Without including any pictures, copy each entry below exactly.
== == ==
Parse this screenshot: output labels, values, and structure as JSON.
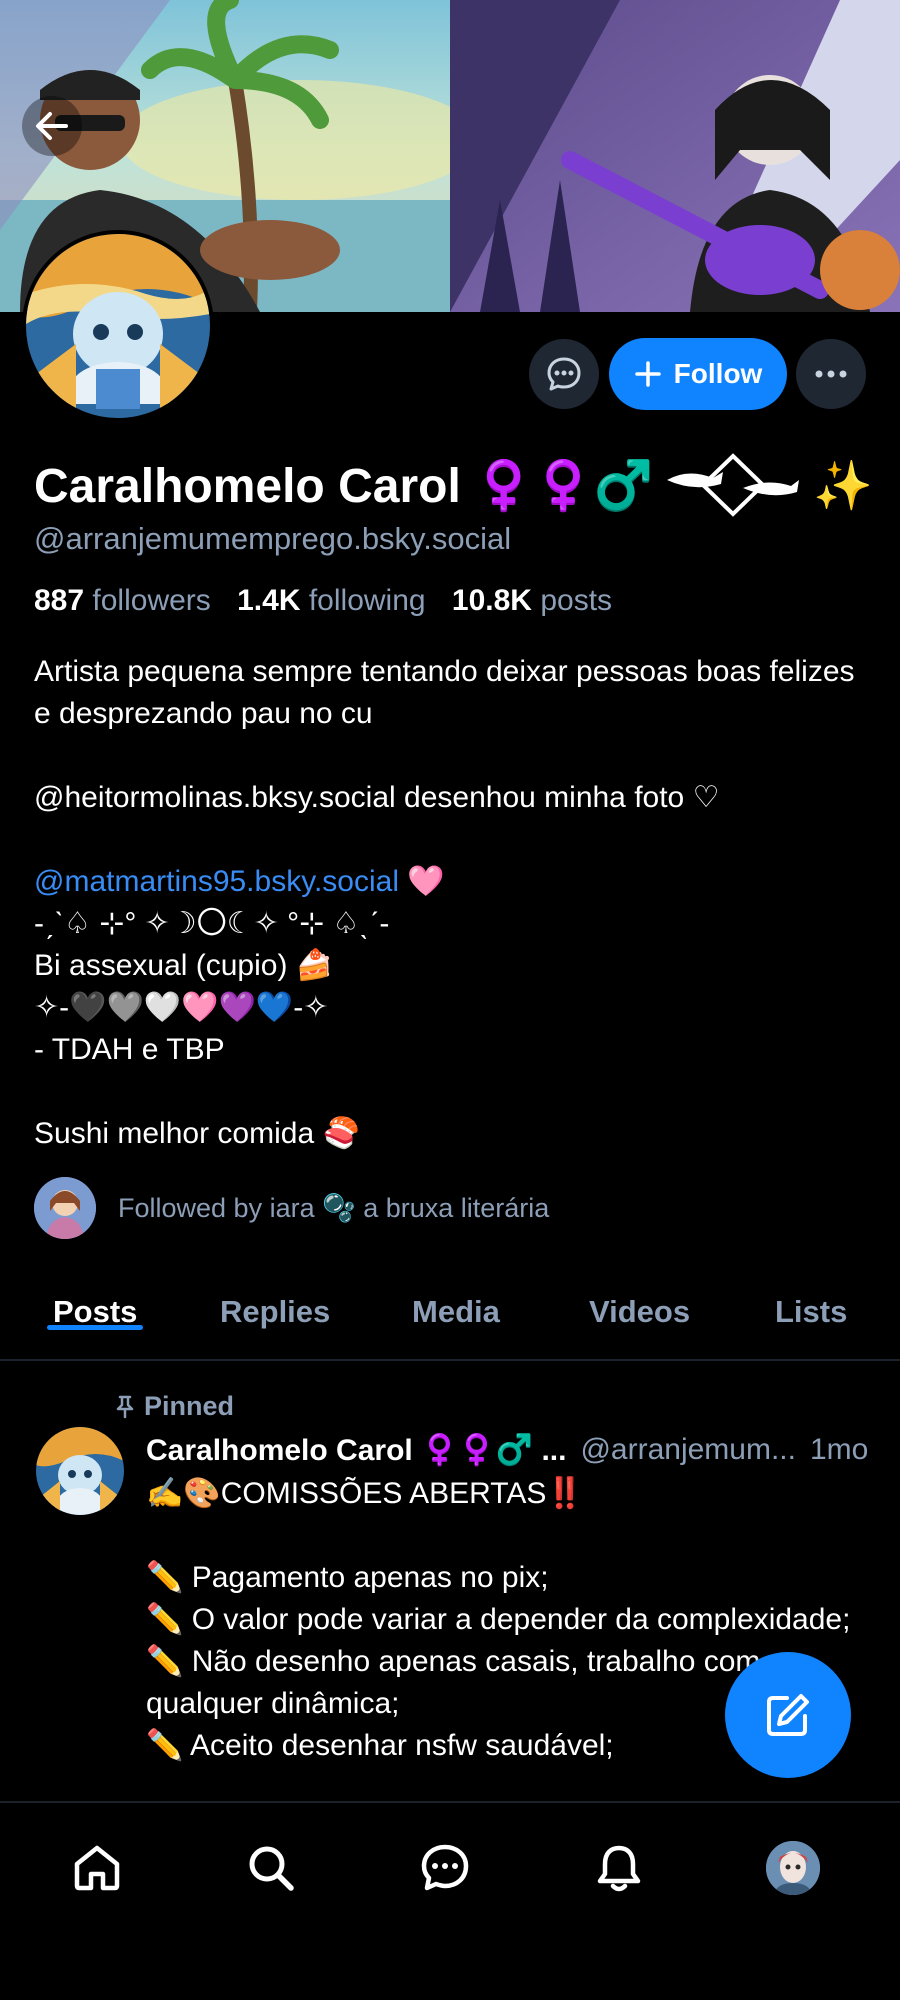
{
  "profile": {
    "display_name": "Caralhomelo Carol ♀️♀️♂️",
    "name_emoji": "✨",
    "handle": "@arranjemumemprego.bsky.social",
    "followers_count": "887",
    "followers_label": "followers",
    "following_count": "1.4K",
    "following_label": "following",
    "posts_count": "10.8K",
    "posts_label": "posts"
  },
  "actions": {
    "follow_label": "Follow"
  },
  "bio": {
    "line1": "Artista pequena sempre tentando deixar pessoas boas felizes e desprezando pau no cu",
    "line2": "@heitormolinas.bksy.social desenhou minha foto ♡",
    "mention": "@matmartins95.bsky.social",
    "mention_emoji": "🩷",
    "line3": "-ˏˋ♤ ⊹° ✧☽〇☾✧ °⊹ ♤ˎˊ-",
    "line4": "Bi assexual (cupio) 🍰",
    "line5": "✧-🖤🩶🤍🩷💜💙-✧",
    "line6": "- TDAH e TBP",
    "line7": "Sushi melhor comida 🍣"
  },
  "followed_by": {
    "text": "Followed by iara 🫧 a bruxa literária"
  },
  "tabs": [
    {
      "label": "Posts"
    },
    {
      "label": "Replies"
    },
    {
      "label": "Media"
    },
    {
      "label": "Videos"
    },
    {
      "label": "Lists"
    }
  ],
  "post": {
    "pinned_label": "Pinned",
    "author": "Caralhomelo Carol ♀️♀️♂️ ...",
    "handle": "@arranjemum...",
    "time": "1mo",
    "lines": [
      "✍️🎨COMISSÕES ABERTAS‼️",
      "",
      "✏️ Pagamento apenas no pix;",
      "✏️ O valor pode variar a depender da complexidade;",
      "✏️ Não desenho apenas casais, trabalho com qualquer dinâmica;",
      "✏️ Aceito desenhar nsfw saudável;"
    ]
  },
  "colors": {
    "accent": "#1083fe",
    "muted": "#8c9fb7",
    "mention": "#3a8cf5",
    "background": "#000000",
    "button_dark": "#1f2733"
  },
  "icons": {
    "back": "arrow-left-icon",
    "message": "chat-bubble-icon",
    "follow": "plus-icon",
    "more": "ellipsis-icon",
    "pin": "pin-icon",
    "compose": "compose-icon",
    "home": "home-icon",
    "search": "search-icon",
    "chat": "chat-icon",
    "notifications": "bell-icon"
  }
}
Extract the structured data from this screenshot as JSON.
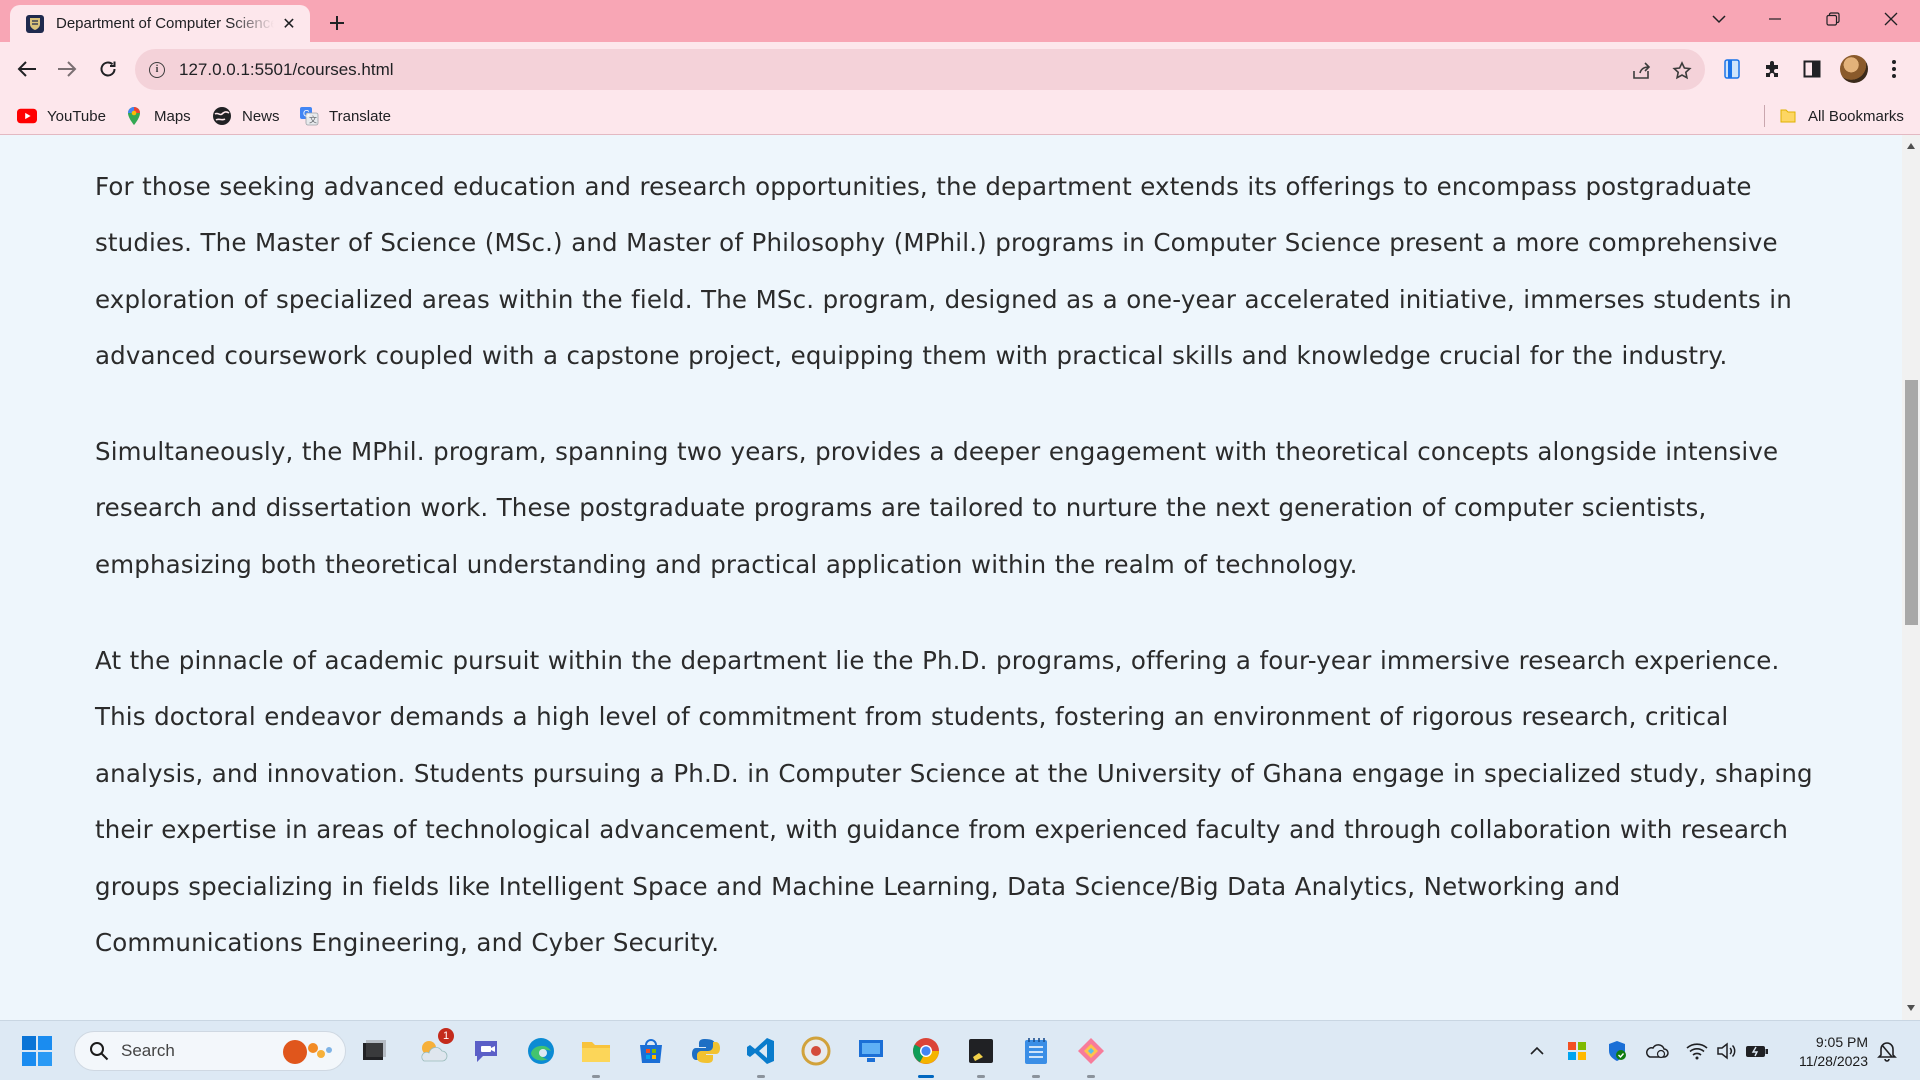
{
  "browser": {
    "tab": {
      "title": "Department of Computer Science",
      "close_glyph": "✕"
    },
    "new_tab_glyph": "+",
    "address_bar": {
      "url": "127.0.0.1:5501/courses.html",
      "security_glyph": "i"
    },
    "bookmarks": [
      {
        "label": "YouTube",
        "icon": "youtube-icon"
      },
      {
        "label": "Maps",
        "icon": "maps-icon"
      },
      {
        "label": "News",
        "icon": "news-icon"
      },
      {
        "label": "Translate",
        "icon": "translate-icon"
      }
    ],
    "all_bookmarks_label": "All Bookmarks"
  },
  "page": {
    "paragraphs": [
      "For those seeking advanced education and research opportunities, the department extends its offerings to encompass postgraduate studies. The Master of Science (MSc.) and Master of Philosophy (MPhil.) programs in Computer Science present a more comprehensive exploration of specialized areas within the field. The MSc. program, designed as a one-year accelerated initiative, immerses students in advanced coursework coupled with a capstone project, equipping them with practical skills and knowledge crucial for the industry.",
      "Simultaneously, the MPhil. program, spanning two years, provides a deeper engagement with theoretical concepts alongside intensive research and dissertation work. These postgraduate programs are tailored to nurture the next generation of computer scientists, emphasizing both theoretical understanding and practical application within the realm of technology.",
      "At the pinnacle of academic pursuit within the department lie the Ph.D. programs, offering a four-year immersive research experience. This doctoral endeavor demands a high level of commitment from students, fostering an environment of rigorous research, critical analysis, and innovation. Students pursuing a Ph.D. in Computer Science at the University of Ghana engage in specialized study, shaping their expertise in areas of technological advancement, with guidance from experienced faculty and through collaboration with research groups specializing in fields like Intelligent Space and Machine Learning, Data Science/Big Data Analytics, Networking and Communications Engineering, and Cyber Security."
    ]
  },
  "taskbar": {
    "search_placeholder": "Search",
    "notification_count": "1",
    "clock": {
      "time": "9:05 PM",
      "date": "11/28/2023"
    }
  },
  "colors": {
    "titlebar": "#f8a6b5",
    "toolbar": "#fde7ec",
    "page_background": "#eef6fc",
    "body_text": "#2b2b2b",
    "taskbar": "#dde9f4"
  }
}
== == ==
▶ **Solution to this task**:
Parse this screenshot: output labels, values, and structure as JSON.
{
  "profile": {
    "display_name": "Caralhomelo Carol ♀️♀️♂️",
    "name_emoji": "✨",
    "handle": "@arranjemumemprego.bsky.social",
    "followers_count": "887",
    "followers_label": "followers",
    "following_count": "1.4K",
    "following_label": "following",
    "posts_count": "10.8K",
    "posts_label": "posts"
  },
  "actions": {
    "follow_label": "Follow"
  },
  "bio": {
    "line1": "Artista pequena sempre tentando deixar pessoas boas felizes e desprezando pau no cu",
    "line2": "@heitormolinas.bksy.social desenhou minha foto ♡",
    "mention": "@matmartins95.bsky.social",
    "mention_emoji": "🩷",
    "line3": "-ˏˋ♤ ⊹° ✧☽〇☾✧ °⊹ ♤ˎˊ-",
    "line4": "Bi assexual (cupio) 🍰",
    "line5": "✧-🖤🩶🤍🩷💜💙-✧",
    "line6": "- TDAH e TBP",
    "line7": "Sushi melhor comida 🍣"
  },
  "followed_by": {
    "text": "Followed by iara 🫧 a bruxa literária"
  },
  "tabs": [
    {
      "label": "Posts"
    },
    {
      "label": "Replies"
    },
    {
      "label": "Media"
    },
    {
      "label": "Videos"
    },
    {
      "label": "Lists"
    }
  ],
  "post": {
    "pinned_label": "Pinned",
    "author": "Caralhomelo Carol ♀️♀️♂️ ...",
    "handle": "@arranjemum...",
    "time": "1mo",
    "lines": [
      "✍️🎨COMISSÕES ABERTAS‼️",
      "",
      "✏️ Pagamento apenas no pix;",
      "✏️ O valor pode variar a depender da complexidade;",
      "✏️ Não desenho apenas casais, trabalho com qualquer dinâmica;",
      "✏️ Aceito desenhar nsfw saudável;"
    ]
  },
  "colors": {
    "accent": "#1083fe",
    "muted": "#8c9fb7",
    "mention": "#3a8cf5",
    "background": "#000000",
    "button_dark": "#1f2733"
  },
  "icons": {
    "back": "arrow-left-icon",
    "message": "chat-bubble-icon",
    "follow": "plus-icon",
    "more": "ellipsis-icon",
    "pin": "pin-icon",
    "compose": "compose-icon",
    "home": "home-icon",
    "search": "search-icon",
    "chat": "chat-icon",
    "notifications": "bell-icon"
  }
}
Extract the structured data from this screenshot as JSON.
{
  "browser": {
    "tab": {
      "title": "Department of Computer Science",
      "close_glyph": "✕"
    },
    "new_tab_glyph": "+",
    "address_bar": {
      "url": "127.0.0.1:5501/courses.html",
      "security_glyph": "i"
    },
    "bookmarks": [
      {
        "label": "YouTube",
        "icon": "youtube-icon"
      },
      {
        "label": "Maps",
        "icon": "maps-icon"
      },
      {
        "label": "News",
        "icon": "news-icon"
      },
      {
        "label": "Translate",
        "icon": "translate-icon"
      }
    ],
    "all_bookmarks_label": "All Bookmarks"
  },
  "page": {
    "paragraphs": [
      "For those seeking advanced education and research opportunities, the department extends its offerings to encompass postgraduate studies. The Master of Science (MSc.) and Master of Philosophy (MPhil.) programs in Computer Science present a more comprehensive exploration of specialized areas within the field. The MSc. program, designed as a one-year accelerated initiative, immerses students in advanced coursework coupled with a capstone project, equipping them with practical skills and knowledge crucial for the industry.",
      "Simultaneously, the MPhil. program, spanning two years, provides a deeper engagement with theoretical concepts alongside intensive research and dissertation work. These postgraduate programs are tailored to nurture the next generation of computer scientists, emphasizing both theoretical understanding and practical application within the realm of technology.",
      "At the pinnacle of academic pursuit within the department lie the Ph.D. programs, offering a four-year immersive research experience. This doctoral endeavor demands a high level of commitment from students, fostering an environment of rigorous research, critical analysis, and innovation. Students pursuing a Ph.D. in Computer Science at the University of Ghana engage in specialized study, shaping their expertise in areas of technological advancement, with guidance from experienced faculty and through collaboration with research groups specializing in fields like Intelligent Space and Machine Learning, Data Science/Big Data Analytics, Networking and Communications Engineering, and Cyber Security."
    ]
  },
  "taskbar": {
    "search_placeholder": "Search",
    "notification_count": "1",
    "clock": {
      "time": "9:05 PM",
      "date": "11/28/2023"
    }
  },
  "colors": {
    "titlebar": "#f8a6b5",
    "toolbar": "#fde7ec",
    "page_background": "#eef6fc",
    "body_text": "#2b2b2b",
    "taskbar": "#dde9f4"
  }
}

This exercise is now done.